• RECORDS TO PROCESS
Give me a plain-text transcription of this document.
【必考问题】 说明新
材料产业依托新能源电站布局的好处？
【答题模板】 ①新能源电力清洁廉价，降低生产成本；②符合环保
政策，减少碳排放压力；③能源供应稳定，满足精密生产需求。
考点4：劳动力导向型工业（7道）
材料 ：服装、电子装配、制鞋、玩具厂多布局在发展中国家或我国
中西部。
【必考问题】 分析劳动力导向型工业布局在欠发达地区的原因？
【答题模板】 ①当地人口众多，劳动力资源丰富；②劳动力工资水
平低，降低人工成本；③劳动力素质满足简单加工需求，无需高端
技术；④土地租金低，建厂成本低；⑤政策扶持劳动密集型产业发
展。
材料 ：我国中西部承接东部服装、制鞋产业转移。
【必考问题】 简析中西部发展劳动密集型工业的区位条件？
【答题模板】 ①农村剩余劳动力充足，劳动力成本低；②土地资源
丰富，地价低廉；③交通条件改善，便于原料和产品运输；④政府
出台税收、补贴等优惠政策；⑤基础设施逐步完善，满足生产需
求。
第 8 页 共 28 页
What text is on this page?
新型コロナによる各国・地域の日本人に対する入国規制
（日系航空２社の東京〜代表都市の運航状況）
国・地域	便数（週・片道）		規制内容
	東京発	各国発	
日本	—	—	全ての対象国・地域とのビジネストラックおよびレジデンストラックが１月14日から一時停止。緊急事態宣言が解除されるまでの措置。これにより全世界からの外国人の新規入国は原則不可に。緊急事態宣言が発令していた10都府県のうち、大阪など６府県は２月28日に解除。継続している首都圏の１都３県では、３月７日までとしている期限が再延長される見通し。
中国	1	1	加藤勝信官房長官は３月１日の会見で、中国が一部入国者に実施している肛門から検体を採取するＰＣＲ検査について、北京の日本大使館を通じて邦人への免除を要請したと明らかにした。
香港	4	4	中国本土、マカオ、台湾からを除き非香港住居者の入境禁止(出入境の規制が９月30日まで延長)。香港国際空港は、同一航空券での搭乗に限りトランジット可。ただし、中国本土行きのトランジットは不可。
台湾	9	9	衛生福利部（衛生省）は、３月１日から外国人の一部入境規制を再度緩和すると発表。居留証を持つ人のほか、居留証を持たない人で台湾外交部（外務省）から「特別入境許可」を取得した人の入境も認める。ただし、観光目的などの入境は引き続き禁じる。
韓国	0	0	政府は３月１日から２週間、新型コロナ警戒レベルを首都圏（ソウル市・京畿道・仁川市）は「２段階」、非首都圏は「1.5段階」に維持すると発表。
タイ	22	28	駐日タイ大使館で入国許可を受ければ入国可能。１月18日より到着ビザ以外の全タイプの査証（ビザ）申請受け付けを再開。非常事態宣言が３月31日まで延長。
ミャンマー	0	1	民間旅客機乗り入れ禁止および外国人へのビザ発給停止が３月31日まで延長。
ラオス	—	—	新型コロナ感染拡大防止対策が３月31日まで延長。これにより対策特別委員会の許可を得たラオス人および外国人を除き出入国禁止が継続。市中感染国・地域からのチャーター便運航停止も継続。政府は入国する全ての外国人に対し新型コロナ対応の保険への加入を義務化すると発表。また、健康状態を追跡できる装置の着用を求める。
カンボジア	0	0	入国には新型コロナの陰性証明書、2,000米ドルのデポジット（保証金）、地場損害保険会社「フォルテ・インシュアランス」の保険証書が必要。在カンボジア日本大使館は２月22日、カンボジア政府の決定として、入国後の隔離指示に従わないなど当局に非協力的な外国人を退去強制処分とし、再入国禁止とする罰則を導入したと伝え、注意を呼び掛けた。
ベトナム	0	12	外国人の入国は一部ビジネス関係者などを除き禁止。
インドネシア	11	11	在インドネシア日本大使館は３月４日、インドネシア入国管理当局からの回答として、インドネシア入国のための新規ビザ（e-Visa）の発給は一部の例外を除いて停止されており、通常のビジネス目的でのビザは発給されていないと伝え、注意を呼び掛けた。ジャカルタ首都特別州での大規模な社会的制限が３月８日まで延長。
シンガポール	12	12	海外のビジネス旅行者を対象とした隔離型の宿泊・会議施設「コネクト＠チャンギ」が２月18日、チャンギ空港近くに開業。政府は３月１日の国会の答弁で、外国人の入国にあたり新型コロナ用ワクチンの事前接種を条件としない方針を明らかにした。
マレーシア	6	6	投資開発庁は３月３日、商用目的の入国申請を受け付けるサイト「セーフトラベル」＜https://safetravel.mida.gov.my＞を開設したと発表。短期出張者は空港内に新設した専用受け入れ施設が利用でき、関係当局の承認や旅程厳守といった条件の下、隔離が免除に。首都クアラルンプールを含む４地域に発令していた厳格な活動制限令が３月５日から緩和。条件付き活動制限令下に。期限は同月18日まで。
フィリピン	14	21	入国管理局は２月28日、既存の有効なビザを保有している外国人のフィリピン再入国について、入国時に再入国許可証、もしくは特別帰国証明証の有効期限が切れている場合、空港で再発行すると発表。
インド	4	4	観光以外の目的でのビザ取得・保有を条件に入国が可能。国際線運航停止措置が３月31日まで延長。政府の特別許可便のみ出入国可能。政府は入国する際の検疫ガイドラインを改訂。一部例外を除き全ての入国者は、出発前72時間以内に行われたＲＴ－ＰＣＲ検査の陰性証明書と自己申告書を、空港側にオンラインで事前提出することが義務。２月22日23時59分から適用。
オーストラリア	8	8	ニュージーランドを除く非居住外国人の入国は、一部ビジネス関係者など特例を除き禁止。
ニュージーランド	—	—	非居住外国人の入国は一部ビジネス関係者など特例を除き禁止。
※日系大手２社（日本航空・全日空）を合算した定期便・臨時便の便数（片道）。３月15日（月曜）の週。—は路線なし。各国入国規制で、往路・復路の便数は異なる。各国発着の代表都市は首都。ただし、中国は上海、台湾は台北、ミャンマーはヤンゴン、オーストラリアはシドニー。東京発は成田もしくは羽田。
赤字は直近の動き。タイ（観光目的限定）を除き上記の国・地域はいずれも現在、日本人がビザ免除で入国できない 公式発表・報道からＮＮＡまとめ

• WRITTEN TASK
Look for "text" and pull out every line that has it.

• EXERCISE RESULT
Give me a plain-text transcription of this document.
What text is on this page?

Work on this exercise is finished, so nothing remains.